Data for processing »
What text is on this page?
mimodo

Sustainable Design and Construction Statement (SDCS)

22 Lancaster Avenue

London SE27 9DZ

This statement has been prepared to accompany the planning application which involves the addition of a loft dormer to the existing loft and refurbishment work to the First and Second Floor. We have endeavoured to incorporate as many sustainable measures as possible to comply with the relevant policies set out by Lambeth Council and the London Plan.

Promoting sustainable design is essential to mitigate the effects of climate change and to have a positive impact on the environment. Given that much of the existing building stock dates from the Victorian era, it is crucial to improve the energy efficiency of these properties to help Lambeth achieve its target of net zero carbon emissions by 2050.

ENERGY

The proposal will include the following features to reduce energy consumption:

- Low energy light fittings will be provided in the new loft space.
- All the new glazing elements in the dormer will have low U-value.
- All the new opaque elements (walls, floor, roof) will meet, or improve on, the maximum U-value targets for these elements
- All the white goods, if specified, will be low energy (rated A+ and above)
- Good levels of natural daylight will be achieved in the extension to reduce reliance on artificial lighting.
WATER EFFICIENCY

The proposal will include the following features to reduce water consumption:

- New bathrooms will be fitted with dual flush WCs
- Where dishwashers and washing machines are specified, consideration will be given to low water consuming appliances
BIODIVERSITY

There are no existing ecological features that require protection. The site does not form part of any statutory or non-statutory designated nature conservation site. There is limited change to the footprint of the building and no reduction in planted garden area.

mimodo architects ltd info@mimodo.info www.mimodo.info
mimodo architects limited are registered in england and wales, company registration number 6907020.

Task directions » Gather up the lines that contain the word "value".

Reply »
- All the new glazing elements in the dormer will have low U-value.
- All the new opaque elements (walls, floor, roof) will meet, or improve on, the maximum U-value targets for these elements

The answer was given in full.